**Instructions for the task**
For each line below that includes the word "环安卫目标指标方案一览表", make a copy.
===============
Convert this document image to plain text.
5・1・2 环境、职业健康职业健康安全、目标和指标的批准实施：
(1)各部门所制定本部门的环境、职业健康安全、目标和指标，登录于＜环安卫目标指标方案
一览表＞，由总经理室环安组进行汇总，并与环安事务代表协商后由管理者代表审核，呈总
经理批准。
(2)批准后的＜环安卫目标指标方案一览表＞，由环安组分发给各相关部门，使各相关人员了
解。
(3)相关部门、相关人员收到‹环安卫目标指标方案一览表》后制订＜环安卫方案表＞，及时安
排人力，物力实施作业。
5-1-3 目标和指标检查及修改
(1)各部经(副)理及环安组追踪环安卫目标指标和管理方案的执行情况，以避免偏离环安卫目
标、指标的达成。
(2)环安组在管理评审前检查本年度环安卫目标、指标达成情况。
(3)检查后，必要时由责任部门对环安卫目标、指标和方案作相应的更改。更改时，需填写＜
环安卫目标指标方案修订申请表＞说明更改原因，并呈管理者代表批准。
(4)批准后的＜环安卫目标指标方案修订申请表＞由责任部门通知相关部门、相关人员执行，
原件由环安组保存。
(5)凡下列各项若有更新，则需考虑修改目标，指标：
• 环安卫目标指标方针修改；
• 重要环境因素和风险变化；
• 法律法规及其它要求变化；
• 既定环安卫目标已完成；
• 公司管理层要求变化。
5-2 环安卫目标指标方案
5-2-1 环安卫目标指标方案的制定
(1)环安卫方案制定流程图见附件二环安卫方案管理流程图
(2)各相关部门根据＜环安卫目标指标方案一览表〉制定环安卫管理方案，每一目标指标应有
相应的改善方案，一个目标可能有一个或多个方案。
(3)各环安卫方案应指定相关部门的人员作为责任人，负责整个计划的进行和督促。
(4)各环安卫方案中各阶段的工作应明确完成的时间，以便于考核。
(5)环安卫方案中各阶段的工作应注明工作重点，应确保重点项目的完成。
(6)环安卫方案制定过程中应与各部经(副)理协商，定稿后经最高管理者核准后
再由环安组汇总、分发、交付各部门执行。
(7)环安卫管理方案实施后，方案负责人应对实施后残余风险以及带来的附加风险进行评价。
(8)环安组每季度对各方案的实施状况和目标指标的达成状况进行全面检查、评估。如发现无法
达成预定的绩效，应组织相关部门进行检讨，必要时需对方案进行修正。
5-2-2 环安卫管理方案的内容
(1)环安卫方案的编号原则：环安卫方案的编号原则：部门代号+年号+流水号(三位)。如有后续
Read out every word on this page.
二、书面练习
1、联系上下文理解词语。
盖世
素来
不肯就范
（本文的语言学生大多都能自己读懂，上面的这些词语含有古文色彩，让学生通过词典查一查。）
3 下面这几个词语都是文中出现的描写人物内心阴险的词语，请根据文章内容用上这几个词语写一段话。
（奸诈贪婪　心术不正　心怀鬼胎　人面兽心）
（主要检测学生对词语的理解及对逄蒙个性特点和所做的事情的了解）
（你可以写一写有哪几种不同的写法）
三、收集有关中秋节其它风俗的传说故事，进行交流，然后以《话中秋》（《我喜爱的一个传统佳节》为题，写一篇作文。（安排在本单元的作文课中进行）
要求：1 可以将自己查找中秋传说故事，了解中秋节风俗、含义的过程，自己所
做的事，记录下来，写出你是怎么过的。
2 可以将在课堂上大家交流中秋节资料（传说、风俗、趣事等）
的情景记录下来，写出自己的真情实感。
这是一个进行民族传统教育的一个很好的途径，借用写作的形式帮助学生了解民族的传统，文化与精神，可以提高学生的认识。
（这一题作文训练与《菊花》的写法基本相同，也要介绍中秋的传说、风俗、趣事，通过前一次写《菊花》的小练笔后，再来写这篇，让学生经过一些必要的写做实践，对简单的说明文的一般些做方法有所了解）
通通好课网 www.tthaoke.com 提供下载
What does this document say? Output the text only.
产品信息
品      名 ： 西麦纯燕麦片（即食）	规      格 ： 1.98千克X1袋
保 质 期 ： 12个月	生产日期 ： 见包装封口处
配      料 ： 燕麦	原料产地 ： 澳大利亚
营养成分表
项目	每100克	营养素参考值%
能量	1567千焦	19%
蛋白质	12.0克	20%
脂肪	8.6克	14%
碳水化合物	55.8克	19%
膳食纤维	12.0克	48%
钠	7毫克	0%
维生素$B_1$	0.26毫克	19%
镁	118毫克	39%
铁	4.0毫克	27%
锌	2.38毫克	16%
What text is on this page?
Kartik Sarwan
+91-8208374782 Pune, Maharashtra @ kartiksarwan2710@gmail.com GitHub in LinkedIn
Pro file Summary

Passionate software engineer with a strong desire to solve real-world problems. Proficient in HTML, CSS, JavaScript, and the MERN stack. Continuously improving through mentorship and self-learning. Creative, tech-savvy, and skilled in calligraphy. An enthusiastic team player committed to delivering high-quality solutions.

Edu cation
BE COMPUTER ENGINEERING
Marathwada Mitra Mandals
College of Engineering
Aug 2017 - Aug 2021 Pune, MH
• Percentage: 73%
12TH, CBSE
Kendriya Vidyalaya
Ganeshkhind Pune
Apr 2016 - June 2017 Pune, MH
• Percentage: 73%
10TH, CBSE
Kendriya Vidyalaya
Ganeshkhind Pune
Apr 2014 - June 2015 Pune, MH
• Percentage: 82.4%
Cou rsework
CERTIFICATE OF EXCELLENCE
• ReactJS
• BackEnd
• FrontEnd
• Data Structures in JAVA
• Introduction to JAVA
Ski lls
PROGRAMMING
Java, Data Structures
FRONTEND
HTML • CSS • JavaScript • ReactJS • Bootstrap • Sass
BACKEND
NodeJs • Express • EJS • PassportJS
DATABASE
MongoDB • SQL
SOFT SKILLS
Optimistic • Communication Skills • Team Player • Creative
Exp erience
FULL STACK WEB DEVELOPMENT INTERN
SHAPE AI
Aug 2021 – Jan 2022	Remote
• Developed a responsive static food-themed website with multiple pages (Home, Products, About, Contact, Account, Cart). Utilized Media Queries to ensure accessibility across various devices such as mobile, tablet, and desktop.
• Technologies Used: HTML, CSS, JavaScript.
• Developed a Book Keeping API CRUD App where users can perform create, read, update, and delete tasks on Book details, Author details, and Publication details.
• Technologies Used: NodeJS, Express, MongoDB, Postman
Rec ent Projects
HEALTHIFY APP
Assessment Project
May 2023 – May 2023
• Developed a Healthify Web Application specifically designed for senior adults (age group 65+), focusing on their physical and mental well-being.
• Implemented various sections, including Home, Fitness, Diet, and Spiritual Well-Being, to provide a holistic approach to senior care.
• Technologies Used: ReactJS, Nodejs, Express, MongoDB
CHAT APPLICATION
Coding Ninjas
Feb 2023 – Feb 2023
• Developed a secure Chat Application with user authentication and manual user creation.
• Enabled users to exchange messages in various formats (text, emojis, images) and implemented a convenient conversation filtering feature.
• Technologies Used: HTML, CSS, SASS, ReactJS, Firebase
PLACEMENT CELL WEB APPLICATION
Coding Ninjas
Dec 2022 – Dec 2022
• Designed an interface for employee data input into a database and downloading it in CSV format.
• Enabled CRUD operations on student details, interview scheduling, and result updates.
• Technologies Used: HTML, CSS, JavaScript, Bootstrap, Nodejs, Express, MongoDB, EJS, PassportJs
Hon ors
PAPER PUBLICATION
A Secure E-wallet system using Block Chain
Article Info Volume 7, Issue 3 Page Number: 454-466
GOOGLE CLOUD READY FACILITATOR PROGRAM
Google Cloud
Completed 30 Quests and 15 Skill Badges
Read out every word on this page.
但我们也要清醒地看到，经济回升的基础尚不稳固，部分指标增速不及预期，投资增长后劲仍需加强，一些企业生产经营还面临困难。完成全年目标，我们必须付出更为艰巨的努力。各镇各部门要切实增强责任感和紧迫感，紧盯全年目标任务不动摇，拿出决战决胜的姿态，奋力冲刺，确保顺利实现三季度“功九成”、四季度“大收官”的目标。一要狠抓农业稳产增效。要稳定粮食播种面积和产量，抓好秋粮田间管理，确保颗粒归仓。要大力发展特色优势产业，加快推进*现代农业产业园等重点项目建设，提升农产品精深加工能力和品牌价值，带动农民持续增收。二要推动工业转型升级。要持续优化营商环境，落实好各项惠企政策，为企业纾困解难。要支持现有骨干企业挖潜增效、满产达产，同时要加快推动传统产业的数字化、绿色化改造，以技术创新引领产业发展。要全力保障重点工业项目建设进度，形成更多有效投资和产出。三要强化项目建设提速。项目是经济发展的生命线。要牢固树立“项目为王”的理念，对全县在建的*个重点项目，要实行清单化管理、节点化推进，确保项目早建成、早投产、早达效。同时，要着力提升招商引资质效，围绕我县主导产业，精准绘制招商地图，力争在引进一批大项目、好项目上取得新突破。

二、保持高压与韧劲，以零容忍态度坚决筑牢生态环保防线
===============
**Result for this exercise**
(2)批准后的＜环安卫目标指标方案一览表＞，由环安组分发给各相关部门，使各相关人员了
(3)相关部门、相关人员收到‹环安卫目标指标方案一览表》后制订＜环安卫方案表＞，及时安
(2)各相关部门根据＜环安卫目标指标方案一览表〉制定环安卫管理方案，每一目标指标应有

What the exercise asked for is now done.